## Work to complete
Rewrite the lines of the items as a Markdown table with the columns "Row" and "Line", starting at the first line of the items and ending at the line containing "Extract all elements". Number each row and leave out blank lines.
>> begin Input for this task
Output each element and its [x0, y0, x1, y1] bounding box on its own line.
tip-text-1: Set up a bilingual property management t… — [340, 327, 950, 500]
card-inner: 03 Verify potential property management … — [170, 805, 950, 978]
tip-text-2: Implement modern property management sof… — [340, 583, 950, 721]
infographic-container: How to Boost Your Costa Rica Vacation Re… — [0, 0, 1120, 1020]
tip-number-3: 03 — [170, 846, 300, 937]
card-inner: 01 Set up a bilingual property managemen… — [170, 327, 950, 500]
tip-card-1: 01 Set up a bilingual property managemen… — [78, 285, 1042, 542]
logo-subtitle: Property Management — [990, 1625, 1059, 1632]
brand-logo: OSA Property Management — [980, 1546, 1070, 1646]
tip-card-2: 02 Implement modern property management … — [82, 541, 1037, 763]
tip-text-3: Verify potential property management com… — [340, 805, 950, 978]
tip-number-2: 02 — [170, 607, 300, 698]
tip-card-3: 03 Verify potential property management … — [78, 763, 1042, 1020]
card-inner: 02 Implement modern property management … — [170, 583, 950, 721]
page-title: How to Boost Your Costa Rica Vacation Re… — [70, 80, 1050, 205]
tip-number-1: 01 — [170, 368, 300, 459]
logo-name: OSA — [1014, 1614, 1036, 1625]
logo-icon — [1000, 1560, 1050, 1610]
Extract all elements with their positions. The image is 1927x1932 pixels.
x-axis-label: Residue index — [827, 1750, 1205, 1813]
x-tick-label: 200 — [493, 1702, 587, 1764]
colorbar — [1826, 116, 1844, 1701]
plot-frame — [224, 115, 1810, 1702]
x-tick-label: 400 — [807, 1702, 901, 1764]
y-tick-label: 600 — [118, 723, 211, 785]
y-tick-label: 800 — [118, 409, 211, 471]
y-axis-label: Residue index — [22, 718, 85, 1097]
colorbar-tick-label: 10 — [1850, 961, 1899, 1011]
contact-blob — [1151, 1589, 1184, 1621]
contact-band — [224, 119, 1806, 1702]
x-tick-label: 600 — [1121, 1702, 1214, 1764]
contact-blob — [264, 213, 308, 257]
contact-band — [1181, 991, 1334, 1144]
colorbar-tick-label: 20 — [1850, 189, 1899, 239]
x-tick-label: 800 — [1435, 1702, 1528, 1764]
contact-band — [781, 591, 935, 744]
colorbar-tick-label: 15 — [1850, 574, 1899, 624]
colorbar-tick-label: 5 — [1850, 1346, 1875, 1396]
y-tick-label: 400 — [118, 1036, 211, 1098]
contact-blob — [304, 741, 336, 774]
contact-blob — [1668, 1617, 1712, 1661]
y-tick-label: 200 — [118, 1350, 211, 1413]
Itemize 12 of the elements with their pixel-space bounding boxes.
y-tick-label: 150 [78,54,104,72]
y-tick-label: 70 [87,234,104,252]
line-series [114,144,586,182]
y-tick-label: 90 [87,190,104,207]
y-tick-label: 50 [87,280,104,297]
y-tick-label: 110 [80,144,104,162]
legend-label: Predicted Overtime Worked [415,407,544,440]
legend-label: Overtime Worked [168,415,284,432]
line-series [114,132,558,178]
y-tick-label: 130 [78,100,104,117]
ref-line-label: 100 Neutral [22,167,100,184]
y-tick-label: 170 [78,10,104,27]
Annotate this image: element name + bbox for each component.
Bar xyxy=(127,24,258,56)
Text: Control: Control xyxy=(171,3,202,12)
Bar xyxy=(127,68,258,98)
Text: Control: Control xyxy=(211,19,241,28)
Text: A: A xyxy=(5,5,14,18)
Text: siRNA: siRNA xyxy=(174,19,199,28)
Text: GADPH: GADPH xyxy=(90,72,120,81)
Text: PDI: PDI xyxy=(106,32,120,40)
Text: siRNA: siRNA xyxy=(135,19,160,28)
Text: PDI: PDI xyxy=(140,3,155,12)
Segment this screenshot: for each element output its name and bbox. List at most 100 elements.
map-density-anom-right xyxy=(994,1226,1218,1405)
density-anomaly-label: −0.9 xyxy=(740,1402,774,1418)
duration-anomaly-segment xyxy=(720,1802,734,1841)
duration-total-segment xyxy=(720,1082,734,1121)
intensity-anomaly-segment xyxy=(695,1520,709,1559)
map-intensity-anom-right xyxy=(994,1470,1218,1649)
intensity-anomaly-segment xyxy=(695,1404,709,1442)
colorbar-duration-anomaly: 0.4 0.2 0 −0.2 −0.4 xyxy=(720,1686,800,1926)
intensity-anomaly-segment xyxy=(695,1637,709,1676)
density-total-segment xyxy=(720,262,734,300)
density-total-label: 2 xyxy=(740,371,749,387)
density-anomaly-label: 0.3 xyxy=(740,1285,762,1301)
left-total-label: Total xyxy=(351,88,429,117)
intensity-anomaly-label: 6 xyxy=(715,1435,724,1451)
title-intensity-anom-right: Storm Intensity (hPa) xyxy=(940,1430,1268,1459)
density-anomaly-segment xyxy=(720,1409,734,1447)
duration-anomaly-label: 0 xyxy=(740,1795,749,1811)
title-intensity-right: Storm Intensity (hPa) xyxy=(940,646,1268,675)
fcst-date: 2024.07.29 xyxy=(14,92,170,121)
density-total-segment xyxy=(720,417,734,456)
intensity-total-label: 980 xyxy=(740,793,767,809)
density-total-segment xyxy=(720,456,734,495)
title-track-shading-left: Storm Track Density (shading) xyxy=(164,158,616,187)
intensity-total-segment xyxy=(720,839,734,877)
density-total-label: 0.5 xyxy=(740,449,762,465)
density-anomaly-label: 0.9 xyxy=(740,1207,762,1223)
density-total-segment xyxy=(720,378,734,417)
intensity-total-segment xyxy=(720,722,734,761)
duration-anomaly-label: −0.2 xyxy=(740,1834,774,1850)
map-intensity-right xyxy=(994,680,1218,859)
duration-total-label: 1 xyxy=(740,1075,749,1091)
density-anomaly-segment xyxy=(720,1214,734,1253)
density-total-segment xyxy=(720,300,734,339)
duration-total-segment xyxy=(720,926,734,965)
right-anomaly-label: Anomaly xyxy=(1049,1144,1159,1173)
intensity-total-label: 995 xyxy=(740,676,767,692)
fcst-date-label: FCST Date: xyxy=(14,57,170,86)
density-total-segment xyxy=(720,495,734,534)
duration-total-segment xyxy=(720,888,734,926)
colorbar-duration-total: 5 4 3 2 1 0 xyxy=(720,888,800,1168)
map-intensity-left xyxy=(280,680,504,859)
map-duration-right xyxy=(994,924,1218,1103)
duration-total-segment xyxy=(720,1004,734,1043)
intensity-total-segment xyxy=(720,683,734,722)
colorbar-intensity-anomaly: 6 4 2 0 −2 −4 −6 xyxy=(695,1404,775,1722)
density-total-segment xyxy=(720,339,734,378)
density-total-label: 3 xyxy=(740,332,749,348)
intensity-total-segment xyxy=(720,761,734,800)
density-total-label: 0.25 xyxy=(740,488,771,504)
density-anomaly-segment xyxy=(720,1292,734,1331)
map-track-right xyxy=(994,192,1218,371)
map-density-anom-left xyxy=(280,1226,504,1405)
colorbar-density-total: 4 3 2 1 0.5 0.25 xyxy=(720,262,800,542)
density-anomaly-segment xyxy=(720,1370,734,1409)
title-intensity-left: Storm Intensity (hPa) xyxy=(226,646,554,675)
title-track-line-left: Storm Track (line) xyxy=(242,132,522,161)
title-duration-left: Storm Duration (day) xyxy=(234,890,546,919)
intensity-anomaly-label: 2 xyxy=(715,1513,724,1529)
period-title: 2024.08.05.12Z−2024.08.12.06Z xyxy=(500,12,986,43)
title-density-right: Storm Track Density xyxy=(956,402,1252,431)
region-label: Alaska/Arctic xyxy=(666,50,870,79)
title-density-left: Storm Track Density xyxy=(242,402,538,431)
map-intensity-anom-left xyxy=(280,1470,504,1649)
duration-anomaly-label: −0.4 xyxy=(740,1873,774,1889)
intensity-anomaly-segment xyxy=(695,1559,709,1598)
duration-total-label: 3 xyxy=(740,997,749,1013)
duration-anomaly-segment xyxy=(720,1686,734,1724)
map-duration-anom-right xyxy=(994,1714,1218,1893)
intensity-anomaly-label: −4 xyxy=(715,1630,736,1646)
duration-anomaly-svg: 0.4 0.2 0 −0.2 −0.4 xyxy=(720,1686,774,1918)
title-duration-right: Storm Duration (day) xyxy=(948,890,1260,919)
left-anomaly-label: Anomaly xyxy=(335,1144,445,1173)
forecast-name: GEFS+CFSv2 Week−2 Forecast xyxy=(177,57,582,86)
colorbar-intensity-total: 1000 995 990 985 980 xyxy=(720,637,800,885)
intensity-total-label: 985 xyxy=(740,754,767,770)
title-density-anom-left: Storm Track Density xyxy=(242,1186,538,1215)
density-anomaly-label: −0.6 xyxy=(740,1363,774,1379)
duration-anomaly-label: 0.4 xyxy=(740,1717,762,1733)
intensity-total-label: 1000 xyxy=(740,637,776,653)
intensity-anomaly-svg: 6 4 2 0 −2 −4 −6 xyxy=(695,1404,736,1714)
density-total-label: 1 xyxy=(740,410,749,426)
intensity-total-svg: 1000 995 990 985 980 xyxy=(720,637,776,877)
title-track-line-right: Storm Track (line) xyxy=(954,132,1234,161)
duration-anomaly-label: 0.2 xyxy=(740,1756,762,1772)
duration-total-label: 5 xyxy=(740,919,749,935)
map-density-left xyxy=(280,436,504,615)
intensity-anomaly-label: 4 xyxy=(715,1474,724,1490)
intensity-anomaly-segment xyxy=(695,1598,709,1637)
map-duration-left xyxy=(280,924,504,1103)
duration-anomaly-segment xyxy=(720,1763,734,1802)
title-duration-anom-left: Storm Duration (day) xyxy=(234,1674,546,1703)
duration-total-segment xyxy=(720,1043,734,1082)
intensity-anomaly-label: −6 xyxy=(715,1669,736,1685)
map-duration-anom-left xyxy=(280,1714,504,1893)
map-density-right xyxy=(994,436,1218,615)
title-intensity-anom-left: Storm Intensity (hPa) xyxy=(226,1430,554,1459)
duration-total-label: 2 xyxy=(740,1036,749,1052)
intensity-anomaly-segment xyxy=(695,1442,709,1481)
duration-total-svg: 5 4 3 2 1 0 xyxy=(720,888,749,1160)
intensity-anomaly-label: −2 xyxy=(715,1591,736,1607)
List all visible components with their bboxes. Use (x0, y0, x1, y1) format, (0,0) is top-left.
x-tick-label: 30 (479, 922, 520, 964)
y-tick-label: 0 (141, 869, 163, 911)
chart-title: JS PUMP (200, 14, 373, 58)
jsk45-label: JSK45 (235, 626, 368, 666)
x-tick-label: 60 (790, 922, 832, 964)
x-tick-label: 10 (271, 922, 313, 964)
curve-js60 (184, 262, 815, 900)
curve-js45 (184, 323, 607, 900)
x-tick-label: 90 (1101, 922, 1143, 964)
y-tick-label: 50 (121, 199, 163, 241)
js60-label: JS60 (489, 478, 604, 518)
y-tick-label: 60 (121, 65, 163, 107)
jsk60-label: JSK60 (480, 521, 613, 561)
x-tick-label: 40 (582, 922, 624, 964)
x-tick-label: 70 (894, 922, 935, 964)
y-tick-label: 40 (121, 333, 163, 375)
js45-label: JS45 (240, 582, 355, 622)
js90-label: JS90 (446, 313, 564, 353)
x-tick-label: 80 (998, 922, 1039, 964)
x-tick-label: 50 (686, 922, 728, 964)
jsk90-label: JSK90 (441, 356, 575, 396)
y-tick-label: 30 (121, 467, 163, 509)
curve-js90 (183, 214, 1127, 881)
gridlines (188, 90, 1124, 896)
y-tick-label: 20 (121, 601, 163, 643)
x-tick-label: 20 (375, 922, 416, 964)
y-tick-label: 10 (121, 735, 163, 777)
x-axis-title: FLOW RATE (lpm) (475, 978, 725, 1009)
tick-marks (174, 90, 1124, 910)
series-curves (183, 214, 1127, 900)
>> end Input for this task
## Answer to this problem
| Row | Line |
|---|---|
| 1 | Output each element and its [x0, y0, x1, y1] bounding box on its own line. |
| 2 | tip-text-1: Set up a bilingual property management t… — [340, 327, 950, 500] |
| 3 | card-inner: 03 Verify potential property management … — [170, 805, 950, 978] |
| 4 | tip-text-2: Implement modern property management sof… — [340, 583, 950, 721] |
| 5 | infographic-container: How to Boost Your Costa Rica Vacation Re… — [0, 0, 1120, 1020] |
| 6 | tip-number-3: 03 — [170, 846, 300, 937] |
| 7 | card-inner: 01 Set up a bilingual property managemen… — [170, 327, 950, 500] |
| 8 | tip-card-1: 01 Set up a bilingual property managemen… — [78, 285, 1042, 542] |
| 9 | logo-subtitle: Property Management — [990, 1625, 1059, 1632] |
| 10 | brand-logo: OSA Property Management — [980, 1546, 1070, 1646] |
| 11 | tip-card-2: 02 Implement modern property management … — [82, 541, 1037, 763] |
| 12 | tip-text-3: Verify potential property management com… — [340, 805, 950, 978] |
| 13 | tip-number-2: 02 — [170, 607, 300, 698] |
| 14 | tip-card-3: 03 Verify potential property management … — [78, 763, 1042, 1020] |
| 15 | card-inner: 02 Implement modern property management … — [170, 583, 950, 721] |
| 16 | page-title: How to Boost Your Costa Rica Vacation Re… — [70, 80, 1050, 205] |
| 17 | tip-number-1: 01 — [170, 368, 300, 459] |
| 18 | logo-name: OSA — [1014, 1614, 1036, 1625] |
| 19 | logo-icon — [1000, 1560, 1050, 1610] |
| 20 | Extract all elements with their positions. The image is 1927x1932 pixels. |